Problem statement:
All entries below need to be written out exactly, but without their pictures.

(Dataset excerpts)

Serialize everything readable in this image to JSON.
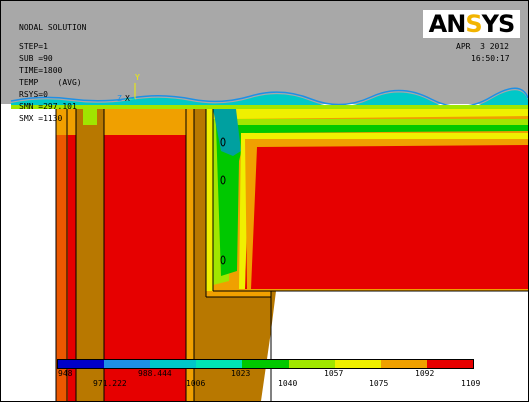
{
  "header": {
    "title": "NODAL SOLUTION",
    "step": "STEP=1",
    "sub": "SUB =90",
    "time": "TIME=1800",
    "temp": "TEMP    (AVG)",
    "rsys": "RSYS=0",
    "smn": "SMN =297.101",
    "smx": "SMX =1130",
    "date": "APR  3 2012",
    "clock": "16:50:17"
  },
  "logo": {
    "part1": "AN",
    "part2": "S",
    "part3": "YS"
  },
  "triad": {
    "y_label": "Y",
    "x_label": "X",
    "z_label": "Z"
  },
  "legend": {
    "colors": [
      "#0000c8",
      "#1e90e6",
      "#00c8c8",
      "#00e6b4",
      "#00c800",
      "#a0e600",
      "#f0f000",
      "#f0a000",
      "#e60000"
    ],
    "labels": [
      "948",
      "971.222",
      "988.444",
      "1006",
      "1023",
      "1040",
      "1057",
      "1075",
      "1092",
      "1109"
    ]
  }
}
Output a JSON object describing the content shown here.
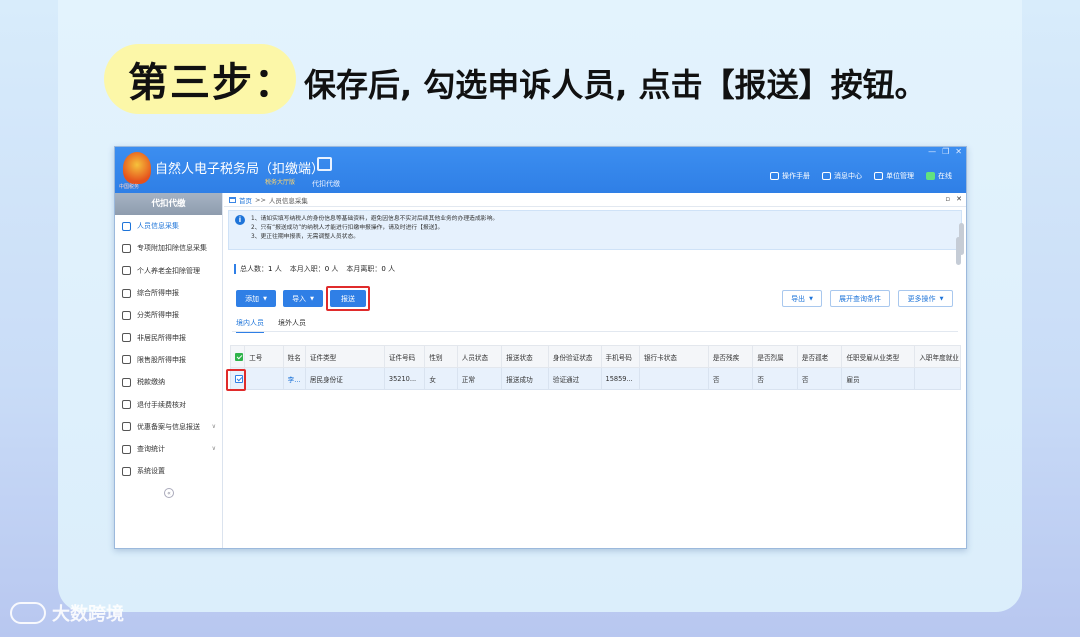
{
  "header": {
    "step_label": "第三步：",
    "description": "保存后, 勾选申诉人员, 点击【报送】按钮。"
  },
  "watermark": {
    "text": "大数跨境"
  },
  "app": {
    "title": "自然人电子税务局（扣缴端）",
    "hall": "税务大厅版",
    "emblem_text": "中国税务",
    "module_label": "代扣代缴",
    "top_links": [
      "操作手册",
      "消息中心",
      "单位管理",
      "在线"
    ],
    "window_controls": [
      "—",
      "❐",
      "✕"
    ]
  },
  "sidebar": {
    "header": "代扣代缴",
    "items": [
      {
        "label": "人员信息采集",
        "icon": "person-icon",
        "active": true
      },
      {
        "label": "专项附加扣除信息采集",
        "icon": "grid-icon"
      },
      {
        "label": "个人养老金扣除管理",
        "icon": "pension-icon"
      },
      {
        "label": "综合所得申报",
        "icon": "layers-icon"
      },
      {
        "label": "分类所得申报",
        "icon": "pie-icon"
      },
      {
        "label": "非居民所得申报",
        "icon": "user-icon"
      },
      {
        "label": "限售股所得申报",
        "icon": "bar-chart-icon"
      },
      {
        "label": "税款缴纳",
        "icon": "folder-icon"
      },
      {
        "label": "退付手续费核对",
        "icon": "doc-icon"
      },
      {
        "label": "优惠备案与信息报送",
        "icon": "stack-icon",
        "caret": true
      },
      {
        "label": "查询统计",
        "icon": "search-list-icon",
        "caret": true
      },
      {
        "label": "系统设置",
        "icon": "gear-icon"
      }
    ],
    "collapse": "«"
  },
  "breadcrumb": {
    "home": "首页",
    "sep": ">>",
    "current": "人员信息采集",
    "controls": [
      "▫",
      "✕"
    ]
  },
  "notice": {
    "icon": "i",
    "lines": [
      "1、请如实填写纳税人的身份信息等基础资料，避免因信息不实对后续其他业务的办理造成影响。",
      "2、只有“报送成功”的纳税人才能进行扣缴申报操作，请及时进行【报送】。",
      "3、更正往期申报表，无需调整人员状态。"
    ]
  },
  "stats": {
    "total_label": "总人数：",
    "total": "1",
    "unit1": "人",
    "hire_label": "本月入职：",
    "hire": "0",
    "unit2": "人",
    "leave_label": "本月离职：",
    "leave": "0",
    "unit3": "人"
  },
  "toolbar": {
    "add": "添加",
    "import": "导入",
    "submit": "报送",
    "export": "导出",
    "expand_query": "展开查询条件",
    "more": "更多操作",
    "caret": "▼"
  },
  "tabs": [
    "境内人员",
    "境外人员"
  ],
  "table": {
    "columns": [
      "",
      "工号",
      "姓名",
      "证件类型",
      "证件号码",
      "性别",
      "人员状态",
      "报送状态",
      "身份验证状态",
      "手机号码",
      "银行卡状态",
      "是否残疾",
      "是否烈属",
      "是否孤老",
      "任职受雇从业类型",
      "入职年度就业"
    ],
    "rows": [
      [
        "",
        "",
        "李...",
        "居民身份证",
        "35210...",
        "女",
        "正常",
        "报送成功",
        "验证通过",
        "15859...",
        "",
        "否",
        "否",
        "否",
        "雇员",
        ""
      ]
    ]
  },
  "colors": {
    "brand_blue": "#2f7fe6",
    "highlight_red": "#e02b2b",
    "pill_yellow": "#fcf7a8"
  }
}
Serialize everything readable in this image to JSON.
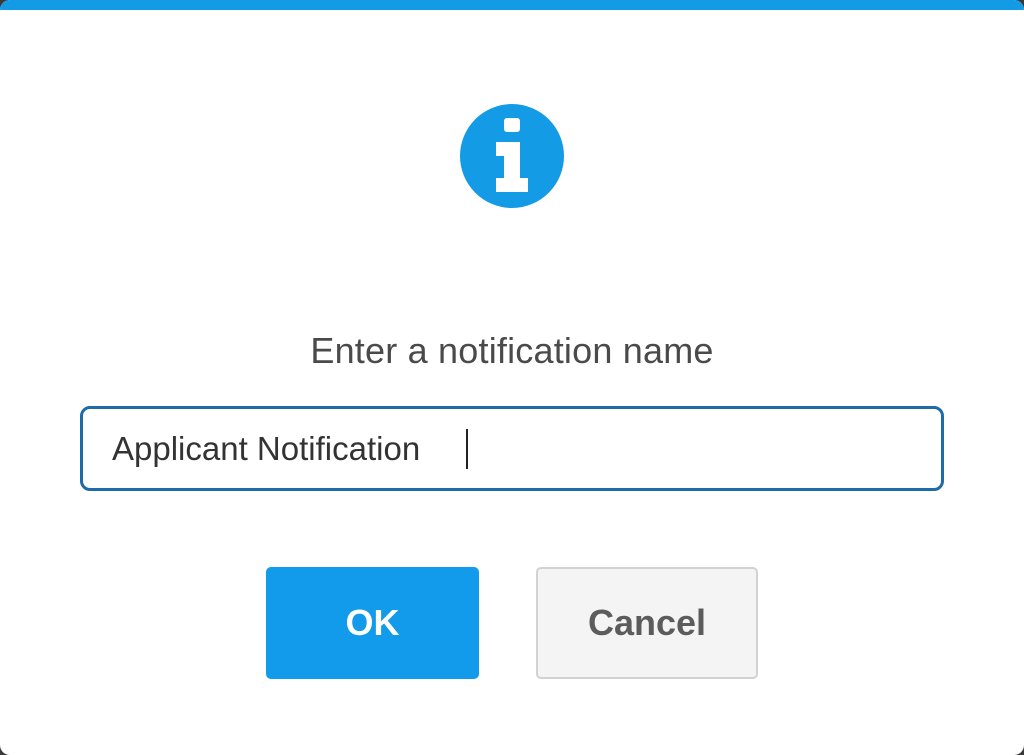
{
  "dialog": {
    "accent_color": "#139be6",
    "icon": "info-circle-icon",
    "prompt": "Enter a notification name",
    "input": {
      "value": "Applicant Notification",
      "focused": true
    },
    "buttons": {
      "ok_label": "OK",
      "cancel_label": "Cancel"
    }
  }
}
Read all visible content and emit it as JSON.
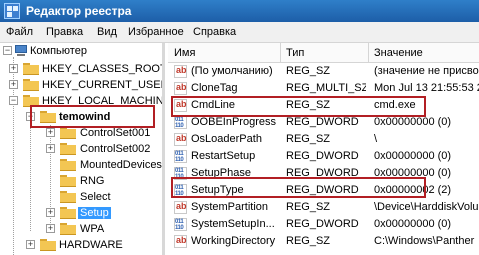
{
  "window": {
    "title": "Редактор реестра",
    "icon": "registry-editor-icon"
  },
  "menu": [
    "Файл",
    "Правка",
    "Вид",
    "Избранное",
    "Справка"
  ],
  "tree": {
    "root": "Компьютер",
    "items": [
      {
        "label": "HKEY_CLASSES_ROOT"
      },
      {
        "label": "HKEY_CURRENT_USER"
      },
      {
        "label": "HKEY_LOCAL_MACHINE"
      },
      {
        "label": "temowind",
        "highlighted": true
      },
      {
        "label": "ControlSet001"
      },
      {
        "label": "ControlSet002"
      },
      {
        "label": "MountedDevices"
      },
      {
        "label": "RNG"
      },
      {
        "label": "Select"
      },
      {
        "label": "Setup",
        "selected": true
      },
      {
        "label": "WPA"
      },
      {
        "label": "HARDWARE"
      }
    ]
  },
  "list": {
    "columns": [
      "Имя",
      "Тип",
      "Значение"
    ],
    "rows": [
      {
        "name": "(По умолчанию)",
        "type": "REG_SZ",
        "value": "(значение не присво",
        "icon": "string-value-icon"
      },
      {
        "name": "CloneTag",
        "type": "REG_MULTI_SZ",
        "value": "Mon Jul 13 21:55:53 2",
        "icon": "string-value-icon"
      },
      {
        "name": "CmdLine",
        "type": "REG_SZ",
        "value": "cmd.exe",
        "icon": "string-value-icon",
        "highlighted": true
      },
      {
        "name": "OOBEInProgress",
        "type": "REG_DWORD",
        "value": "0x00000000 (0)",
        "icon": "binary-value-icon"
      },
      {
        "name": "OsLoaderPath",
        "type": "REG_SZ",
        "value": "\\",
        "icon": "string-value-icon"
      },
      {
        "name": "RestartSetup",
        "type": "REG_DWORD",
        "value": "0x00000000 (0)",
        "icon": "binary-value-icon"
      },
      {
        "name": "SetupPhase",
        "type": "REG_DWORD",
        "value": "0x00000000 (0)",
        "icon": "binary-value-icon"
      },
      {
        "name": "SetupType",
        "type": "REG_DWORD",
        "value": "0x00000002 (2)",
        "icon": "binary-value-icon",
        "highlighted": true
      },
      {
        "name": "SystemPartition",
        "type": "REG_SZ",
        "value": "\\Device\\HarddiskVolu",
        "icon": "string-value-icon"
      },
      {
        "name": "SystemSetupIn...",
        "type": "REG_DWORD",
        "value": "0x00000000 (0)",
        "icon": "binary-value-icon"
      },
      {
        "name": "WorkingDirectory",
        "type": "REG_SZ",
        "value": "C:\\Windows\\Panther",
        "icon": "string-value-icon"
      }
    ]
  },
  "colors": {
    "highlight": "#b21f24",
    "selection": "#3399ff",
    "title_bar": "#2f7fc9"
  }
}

Response to the task:
Serialize everything readable in this image to JSON.
{
  "header": {
    "title": "NODAL SOLUTION",
    "step": "STEP=1",
    "sub": "SUB =90",
    "time": "TIME=1800",
    "temp": "TEMP    (AVG)",
    "rsys": "RSYS=0",
    "smn": "SMN =297.101",
    "smx": "SMX =1130",
    "date": "APR  3 2012",
    "clock": "16:50:17"
  },
  "logo": {
    "part1": "AN",
    "part2": "S",
    "part3": "YS"
  },
  "triad": {
    "y_label": "Y",
    "x_label": "X",
    "z_label": "Z"
  },
  "legend": {
    "colors": [
      "#0000c8",
      "#1e90e6",
      "#00c8c8",
      "#00e6b4",
      "#00c800",
      "#a0e600",
      "#f0f000",
      "#f0a000",
      "#e60000"
    ],
    "labels": [
      "948",
      "971.222",
      "988.444",
      "1006",
      "1023",
      "1040",
      "1057",
      "1075",
      "1092",
      "1109"
    ]
  }
}
Output a JSON object describing the content shown here.
{
  "header": {
    "step_label": "第三步：",
    "description": "保存后, 勾选申诉人员, 点击【报送】按钮。"
  },
  "watermark": {
    "text": "大数跨境"
  },
  "app": {
    "title": "自然人电子税务局（扣缴端）",
    "hall": "税务大厅版",
    "emblem_text": "中国税务",
    "module_label": "代扣代缴",
    "top_links": [
      "操作手册",
      "消息中心",
      "单位管理",
      "在线"
    ],
    "window_controls": [
      "—",
      "❐",
      "✕"
    ]
  },
  "sidebar": {
    "header": "代扣代缴",
    "items": [
      {
        "label": "人员信息采集",
        "icon": "person-icon",
        "active": true
      },
      {
        "label": "专项附加扣除信息采集",
        "icon": "grid-icon"
      },
      {
        "label": "个人养老金扣除管理",
        "icon": "pension-icon"
      },
      {
        "label": "综合所得申报",
        "icon": "layers-icon"
      },
      {
        "label": "分类所得申报",
        "icon": "pie-icon"
      },
      {
        "label": "非居民所得申报",
        "icon": "user-icon"
      },
      {
        "label": "限售股所得申报",
        "icon": "bar-chart-icon"
      },
      {
        "label": "税款缴纳",
        "icon": "folder-icon"
      },
      {
        "label": "退付手续费核对",
        "icon": "doc-icon"
      },
      {
        "label": "优惠备案与信息报送",
        "icon": "stack-icon",
        "caret": true
      },
      {
        "label": "查询统计",
        "icon": "search-list-icon",
        "caret": true
      },
      {
        "label": "系统设置",
        "icon": "gear-icon"
      }
    ],
    "collapse": "«"
  },
  "breadcrumb": {
    "home": "首页",
    "sep": ">>",
    "current": "人员信息采集",
    "controls": [
      "▫",
      "✕"
    ]
  },
  "notice": {
    "icon": "i",
    "lines": [
      "1、请如实填写纳税人的身份信息等基础资料，避免因信息不实对后续其他业务的办理造成影响。",
      "2、只有“报送成功”的纳税人才能进行扣缴申报操作，请及时进行【报送】。",
      "3、更正往期申报表，无需调整人员状态。"
    ]
  },
  "stats": {
    "total_label": "总人数：",
    "total": "1",
    "unit1": "人",
    "hire_label": "本月入职：",
    "hire": "0",
    "unit2": "人",
    "leave_label": "本月离职：",
    "leave": "0",
    "unit3": "人"
  },
  "toolbar": {
    "add": "添加",
    "import": "导入",
    "submit": "报送",
    "export": "导出",
    "expand_query": "展开查询条件",
    "more": "更多操作",
    "caret": "▼"
  },
  "tabs": [
    "境内人员",
    "境外人员"
  ],
  "table": {
    "columns": [
      "",
      "工号",
      "姓名",
      "证件类型",
      "证件号码",
      "性别",
      "人员状态",
      "报送状态",
      "身份验证状态",
      "手机号码",
      "银行卡状态",
      "是否残疾",
      "是否烈属",
      "是否孤老",
      "任职受雇从业类型",
      "入职年度就业"
    ],
    "rows": [
      [
        "",
        "",
        "李...",
        "居民身份证",
        "35210...",
        "女",
        "正常",
        "报送成功",
        "验证通过",
        "15859...",
        "",
        "否",
        "否",
        "否",
        "雇员",
        ""
      ]
    ]
  },
  "colors": {
    "brand_blue": "#2f7fe6",
    "highlight_red": "#e02b2b",
    "pill_yellow": "#fcf7a8"
  }
}
Serialize everything readable in this image to JSON.
{
  "dialog": {
    "accent_color": "#139be6",
    "icon": "info-circle-icon",
    "prompt": "Enter a notification name",
    "input": {
      "value": "Applicant Notification",
      "focused": true
    },
    "buttons": {
      "ok_label": "OK",
      "cancel_label": "Cancel"
    }
  }
}
Read all visible content and emit it as JSON.
{
  "window": {
    "title": "Редактор реестра",
    "icon": "registry-editor-icon"
  },
  "menu": [
    "Файл",
    "Правка",
    "Вид",
    "Избранное",
    "Справка"
  ],
  "tree": {
    "root": "Компьютер",
    "items": [
      {
        "label": "HKEY_CLASSES_ROOT"
      },
      {
        "label": "HKEY_CURRENT_USER"
      },
      {
        "label": "HKEY_LOCAL_MACHINE"
      },
      {
        "label": "temowind",
        "highlighted": true
      },
      {
        "label": "ControlSet001"
      },
      {
        "label": "ControlSet002"
      },
      {
        "label": "MountedDevices"
      },
      {
        "label": "RNG"
      },
      {
        "label": "Select"
      },
      {
        "label": "Setup",
        "selected": true
      },
      {
        "label": "WPA"
      },
      {
        "label": "HARDWARE"
      }
    ]
  },
  "list": {
    "columns": [
      "Имя",
      "Тип",
      "Значение"
    ],
    "rows": [
      {
        "name": "(По умолчанию)",
        "type": "REG_SZ",
        "value": "(значение не присво",
        "icon": "string-value-icon"
      },
      {
        "name": "CloneTag",
        "type": "REG_MULTI_SZ",
        "value": "Mon Jul 13 21:55:53 2",
        "icon": "string-value-icon"
      },
      {
        "name": "CmdLine",
        "type": "REG_SZ",
        "value": "cmd.exe",
        "icon": "string-value-icon",
        "highlighted": true
      },
      {
        "name": "OOBEInProgress",
        "type": "REG_DWORD",
        "value": "0x00000000 (0)",
        "icon": "binary-value-icon"
      },
      {
        "name": "OsLoaderPath",
        "type": "REG_SZ",
        "value": "\\",
        "icon": "string-value-icon"
      },
      {
        "name": "RestartSetup",
        "type": "REG_DWORD",
        "value": "0x00000000 (0)",
        "icon": "binary-value-icon"
      },
      {
        "name": "SetupPhase",
        "type": "REG_DWORD",
        "value": "0x00000000 (0)",
        "icon": "binary-value-icon"
      },
      {
        "name": "SetupType",
        "type": "REG_DWORD",
        "value": "0x00000002 (2)",
        "icon": "binary-value-icon",
        "highlighted": true
      },
      {
        "name": "SystemPartition",
        "type": "REG_SZ",
        "value": "\\Device\\HarddiskVolu",
        "icon": "string-value-icon"
      },
      {
        "name": "SystemSetupIn...",
        "type": "REG_DWORD",
        "value": "0x00000000 (0)",
        "icon": "binary-value-icon"
      },
      {
        "name": "WorkingDirectory",
        "type": "REG_SZ",
        "value": "C:\\Windows\\Panther",
        "icon": "string-value-icon"
      }
    ]
  },
  "colors": {
    "highlight": "#b21f24",
    "selection": "#3399ff",
    "title_bar": "#2f7fc9"
  }
}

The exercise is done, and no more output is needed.